> DATA LINES
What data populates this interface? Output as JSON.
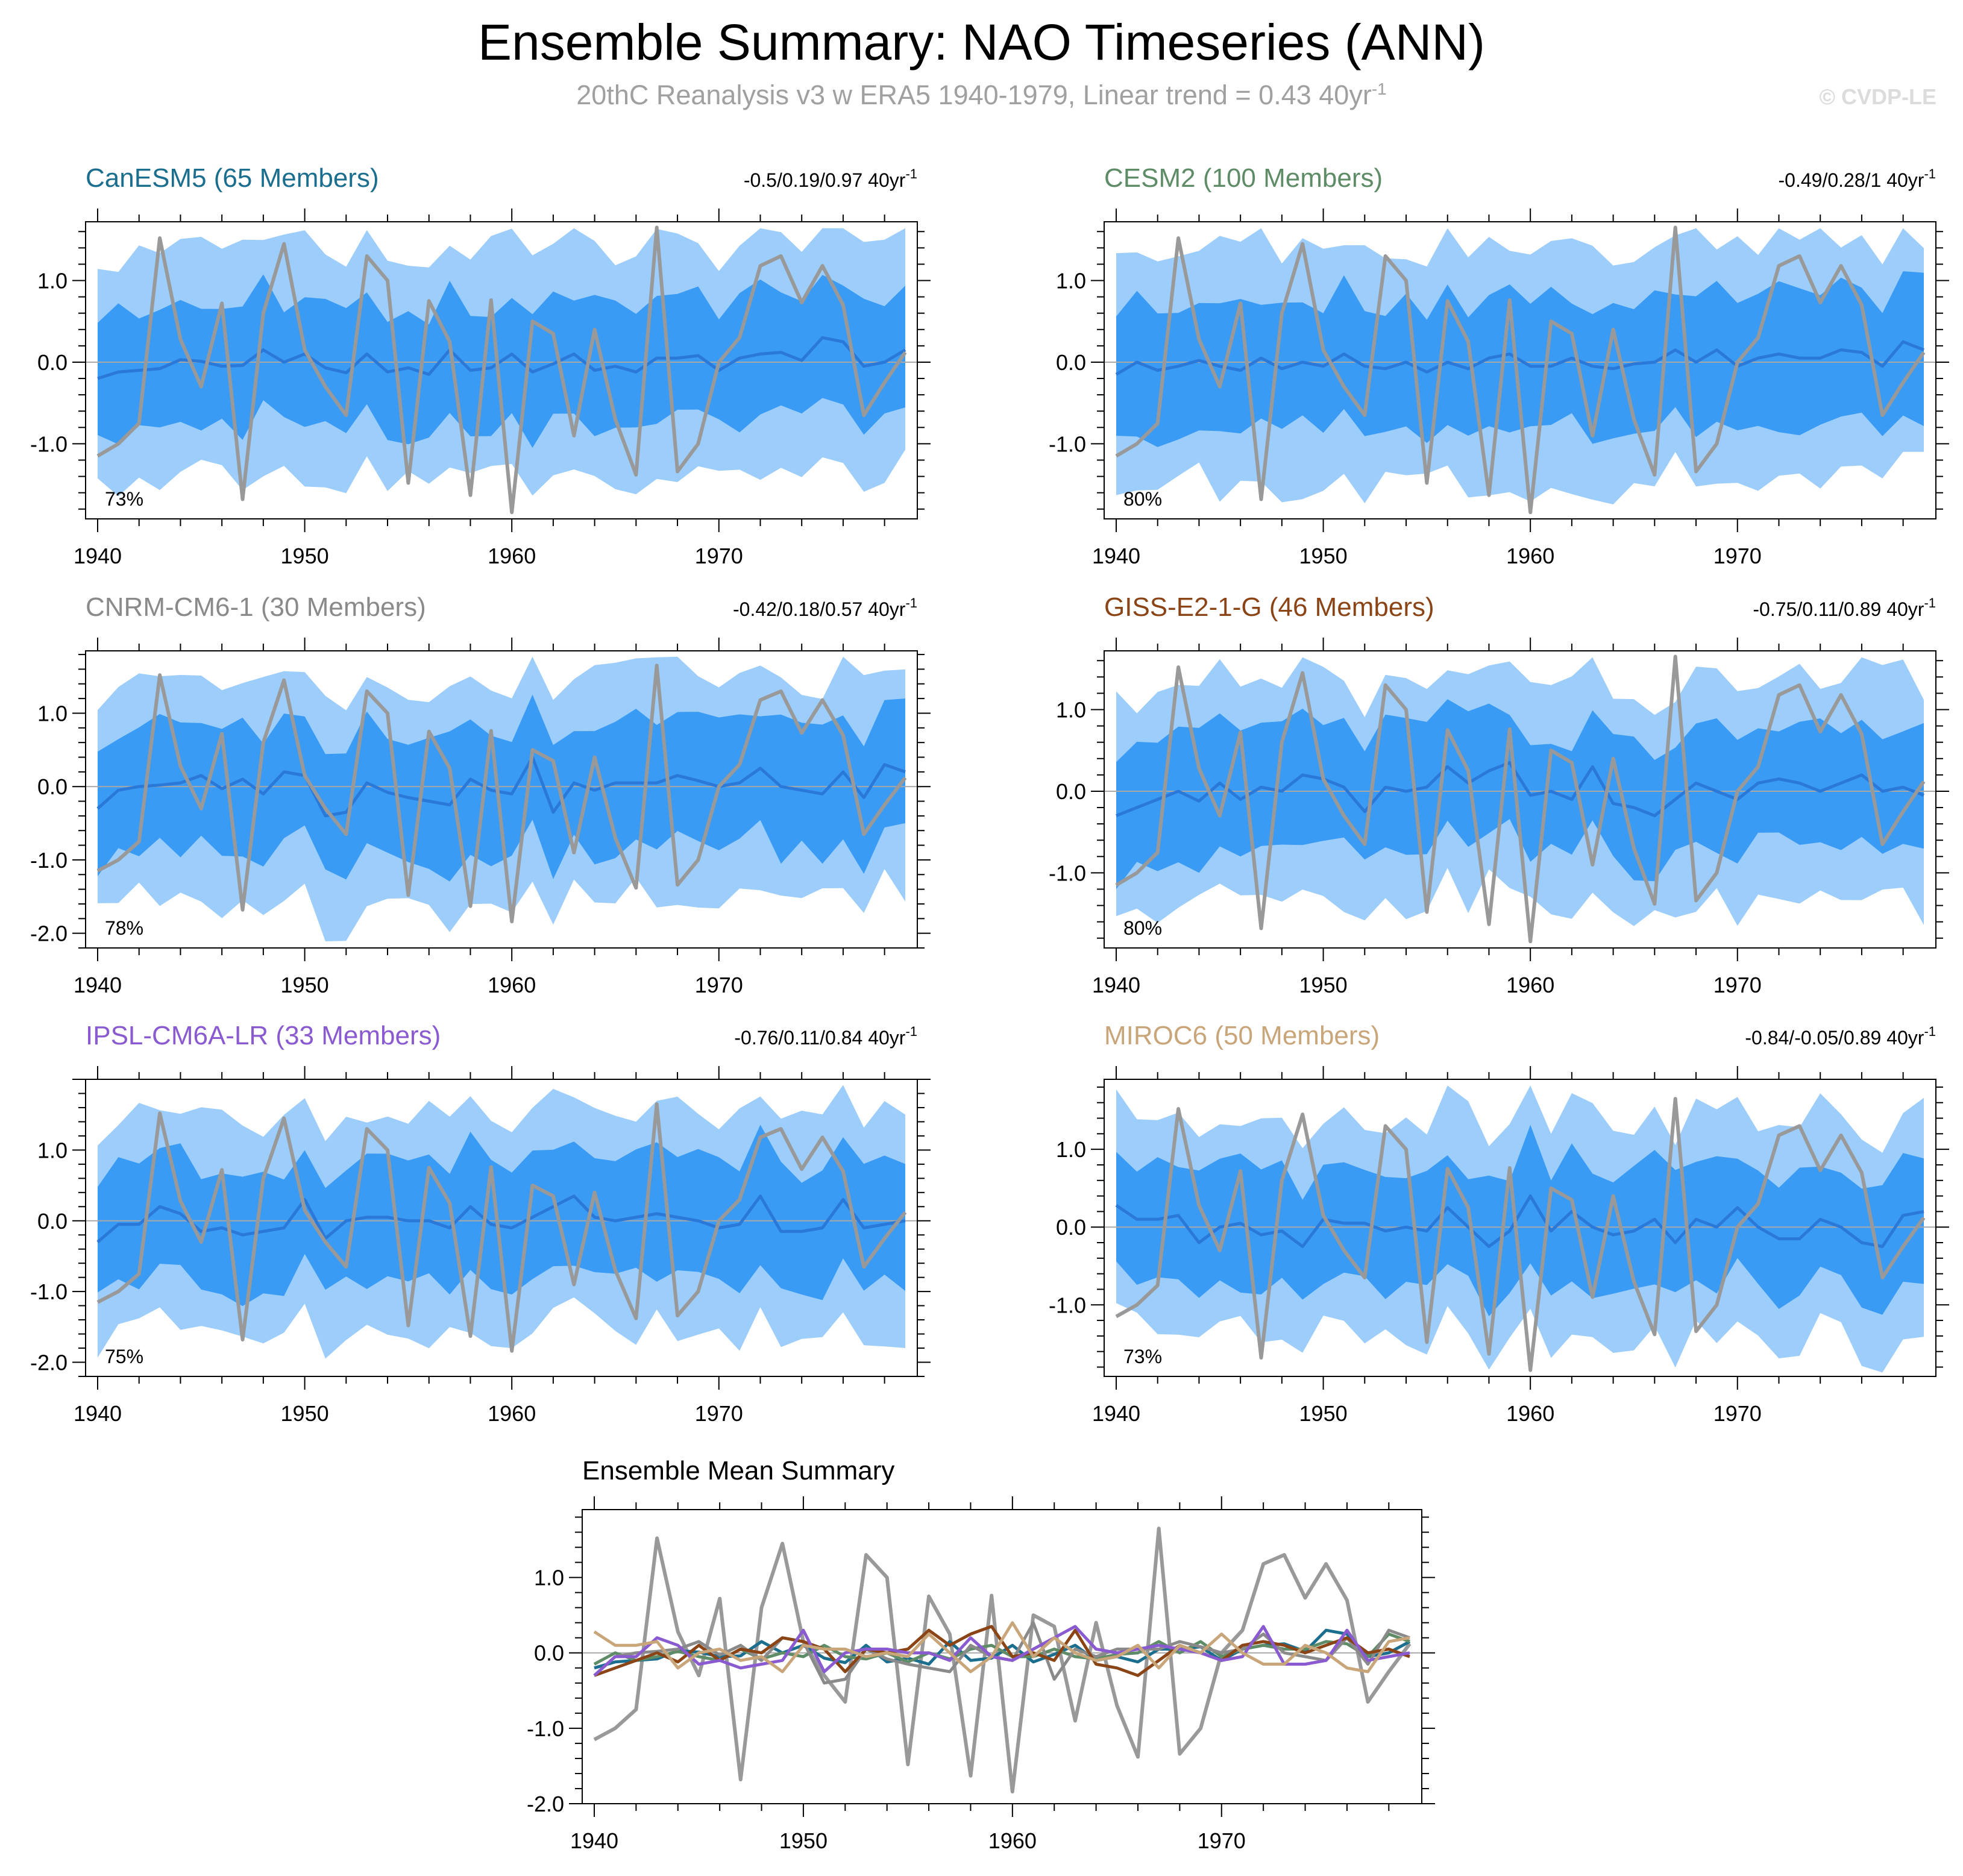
{
  "figure": {
    "title": "Ensemble Summary: NAO Timeseries (ANN)",
    "subtitle": "20thC Reanalysis v3 w ERA5 1940-1979, Linear trend = 0.43 40yr",
    "subtitle_exp": "-1",
    "watermark": "© CVDP-LE"
  },
  "colors": {
    "band_outer": "#9dcdfb",
    "band_inner": "#3a9bf5",
    "ens_mean": "#2a78d8",
    "observed": "#999999",
    "zero_line": "#a8a8a8",
    "CanESM5": "#1b6e8e",
    "CESM2": "#5e8c66",
    "CNRM-CM6-1": "#8a8a8a",
    "GISS-E2-1-G": "#8a4416",
    "IPSL-CM6A-LR": "#8a5ad0",
    "MIROC6": "#c9a57a"
  },
  "chart_data": {
    "type": "line",
    "years": [
      1940,
      1941,
      1942,
      1943,
      1944,
      1945,
      1946,
      1947,
      1948,
      1949,
      1950,
      1951,
      1952,
      1953,
      1954,
      1955,
      1956,
      1957,
      1958,
      1959,
      1960,
      1961,
      1962,
      1963,
      1964,
      1965,
      1966,
      1967,
      1968,
      1969,
      1970,
      1971,
      1972,
      1973,
      1974,
      1975,
      1976,
      1977,
      1978,
      1979
    ],
    "x_ticks": [
      "1940",
      "1950",
      "1960",
      "1970"
    ],
    "observed": [
      -1.15,
      -1.0,
      -0.75,
      1.52,
      0.28,
      -0.3,
      0.72,
      -1.68,
      0.6,
      1.45,
      0.15,
      -0.3,
      -0.65,
      1.3,
      1.0,
      -1.48,
      0.75,
      0.25,
      -1.63,
      0.76,
      -1.84,
      0.5,
      0.35,
      -0.9,
      0.4,
      -0.7,
      -1.38,
      1.65,
      -1.34,
      -1.0,
      0.0,
      0.3,
      1.18,
      1.3,
      0.73,
      1.18,
      0.7,
      -0.65,
      -0.25,
      0.12
    ],
    "panels": [
      {
        "model": "CanESM5",
        "label": "CanESM5 (65 Members)",
        "trend": "-0.5/0.19/0.97 40yr",
        "trend_exp": "-1",
        "pct": "73%",
        "y_ticks": [
          "1.0",
          "0.0",
          "-1.0"
        ],
        "y_tick_values": [
          1.0,
          0.0,
          -1.0
        ],
        "ylim": [
          -1.92,
          1.72
        ],
        "mean": [
          -0.2,
          -0.12,
          -0.1,
          -0.08,
          0.03,
          0.01,
          -0.05,
          -0.04,
          0.15,
          0.0,
          0.1,
          -0.07,
          -0.13,
          0.1,
          -0.12,
          -0.07,
          -0.15,
          0.15,
          -0.1,
          -0.07,
          0.1,
          -0.12,
          -0.02,
          0.1,
          -0.1,
          -0.05,
          -0.12,
          0.05,
          0.05,
          0.08,
          -0.1,
          0.05,
          0.1,
          0.12,
          0.02,
          0.3,
          0.25,
          -0.05,
          0.0,
          0.15
        ],
        "inner_hw": 0.75,
        "outer_hw": 1.45,
        "noise_seed": 11
      },
      {
        "model": "CESM2",
        "label": "CESM2 (100 Members)",
        "trend": "-0.49/0.28/1 40yr",
        "trend_exp": "-1",
        "pct": "80%",
        "y_ticks": [
          "1.0",
          "0.0",
          "-1.0"
        ],
        "y_tick_values": [
          1.0,
          0.0,
          -1.0
        ],
        "ylim": [
          -1.92,
          1.72
        ],
        "mean": [
          -0.15,
          0.0,
          -0.1,
          -0.05,
          0.02,
          -0.05,
          -0.1,
          0.05,
          -0.08,
          0.0,
          -0.05,
          0.1,
          -0.05,
          -0.08,
          0.0,
          -0.12,
          0.0,
          -0.08,
          0.05,
          0.1,
          -0.05,
          -0.05,
          0.05,
          -0.05,
          -0.08,
          -0.02,
          0.0,
          0.15,
          0.0,
          0.15,
          -0.05,
          0.05,
          0.1,
          0.05,
          0.05,
          0.15,
          0.12,
          -0.05,
          0.25,
          0.15
        ],
        "inner_hw": 0.78,
        "outer_hw": 1.5,
        "noise_seed": 23
      },
      {
        "model": "CNRM-CM6-1",
        "label": "CNRM-CM6-1 (30 Members)",
        "trend": "-0.42/0.18/0.57 40yr",
        "trend_exp": "-1",
        "pct": "78%",
        "y_ticks": [
          "1.0",
          "0.0",
          "-1.0",
          "-2.0"
        ],
        "y_tick_values": [
          1.0,
          0.0,
          -1.0,
          -2.0
        ],
        "ylim": [
          -2.2,
          1.85
        ],
        "mean": [
          -0.3,
          -0.05,
          0.0,
          0.02,
          0.05,
          0.15,
          -0.03,
          0.1,
          -0.1,
          0.2,
          0.15,
          -0.4,
          -0.35,
          0.05,
          -0.08,
          -0.15,
          -0.2,
          -0.25,
          0.1,
          -0.05,
          -0.1,
          0.4,
          -0.35,
          0.05,
          -0.05,
          0.05,
          0.05,
          0.05,
          0.15,
          0.08,
          0.0,
          0.05,
          0.25,
          0.0,
          -0.05,
          -0.1,
          0.2,
          -0.15,
          0.3,
          0.2
        ],
        "inner_hw": 0.85,
        "outer_hw": 1.55,
        "noise_seed": 37
      },
      {
        "model": "GISS-E2-1-G",
        "label": "GISS-E2-1-G (46 Members)",
        "trend": "-0.75/0.11/0.89 40yr",
        "trend_exp": "-1",
        "pct": "80%",
        "y_ticks": [
          "1.0",
          "0.0",
          "-1.0"
        ],
        "y_tick_values": [
          1.0,
          0.0,
          -1.0
        ],
        "ylim": [
          -1.92,
          1.72
        ],
        "mean": [
          -0.3,
          -0.2,
          -0.1,
          0.0,
          -0.12,
          0.1,
          -0.1,
          0.05,
          0.0,
          0.2,
          0.15,
          0.05,
          -0.25,
          0.05,
          0.0,
          0.05,
          0.3,
          0.1,
          0.25,
          0.35,
          -0.05,
          0.0,
          -0.1,
          0.3,
          -0.15,
          -0.2,
          -0.3,
          -0.1,
          0.1,
          0.0,
          -0.1,
          0.1,
          0.15,
          0.1,
          0.0,
          0.1,
          0.2,
          0.0,
          0.05,
          -0.05
        ],
        "inner_hw": 0.72,
        "outer_hw": 1.4,
        "noise_seed": 41
      },
      {
        "model": "IPSL-CM6A-LR",
        "label": "IPSL-CM6A-LR (33 Members)",
        "trend": "-0.76/0.11/0.84 40yr",
        "trend_exp": "-1",
        "pct": "75%",
        "y_ticks": [
          "1.0",
          "0.0",
          "-1.0",
          "-2.0"
        ],
        "y_tick_values": [
          1.0,
          0.0,
          -1.0,
          -2.0
        ],
        "ylim": [
          -2.2,
          2.0
        ],
        "mean": [
          -0.3,
          -0.05,
          -0.05,
          0.2,
          0.1,
          -0.15,
          -0.1,
          -0.2,
          -0.15,
          -0.1,
          0.3,
          -0.25,
          0.0,
          0.05,
          0.05,
          0.0,
          0.0,
          -0.1,
          0.2,
          -0.05,
          -0.1,
          0.05,
          0.2,
          0.35,
          0.05,
          0.0,
          0.05,
          0.1,
          0.05,
          0.0,
          -0.1,
          -0.05,
          0.35,
          -0.15,
          -0.15,
          -0.1,
          0.3,
          -0.1,
          -0.05,
          0.0
        ],
        "inner_hw": 0.85,
        "outer_hw": 1.6,
        "noise_seed": 53
      },
      {
        "model": "MIROC6",
        "label": "MIROC6 (50 Members)",
        "trend": "-0.84/-0.05/0.89 40yr",
        "trend_exp": "-1",
        "pct": "73%",
        "y_ticks": [
          "1.0",
          "0.0",
          "-1.0"
        ],
        "y_tick_values": [
          1.0,
          0.0,
          -1.0
        ],
        "ylim": [
          -1.92,
          1.9
        ],
        "mean": [
          0.28,
          0.1,
          0.1,
          0.15,
          -0.2,
          0.0,
          0.05,
          -0.1,
          -0.05,
          -0.25,
          0.1,
          0.05,
          0.05,
          -0.05,
          0.0,
          -0.05,
          0.25,
          0.0,
          -0.25,
          -0.05,
          0.4,
          -0.05,
          0.2,
          0.0,
          -0.1,
          -0.05,
          0.1,
          -0.2,
          0.1,
          0.0,
          0.25,
          0.0,
          -0.15,
          -0.15,
          0.1,
          0.0,
          -0.2,
          -0.25,
          0.15,
          0.2
        ],
        "inner_hw": 0.75,
        "outer_hw": 1.45,
        "noise_seed": 67
      }
    ],
    "summary": {
      "title": "Ensemble Mean Summary",
      "y_ticks": [
        "1.0",
        "0.0",
        "-1.0",
        "-2.0"
      ],
      "y_tick_values": [
        1.0,
        0.0,
        -1.0,
        -2.0
      ],
      "ylim": [
        -2.0,
        1.9
      ]
    }
  }
}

> DESCRIPTION OF THE TASK
Above are entries; state the number of lines among them that contain "Members", and nothing else.

> WRITTEN RESPONSE
6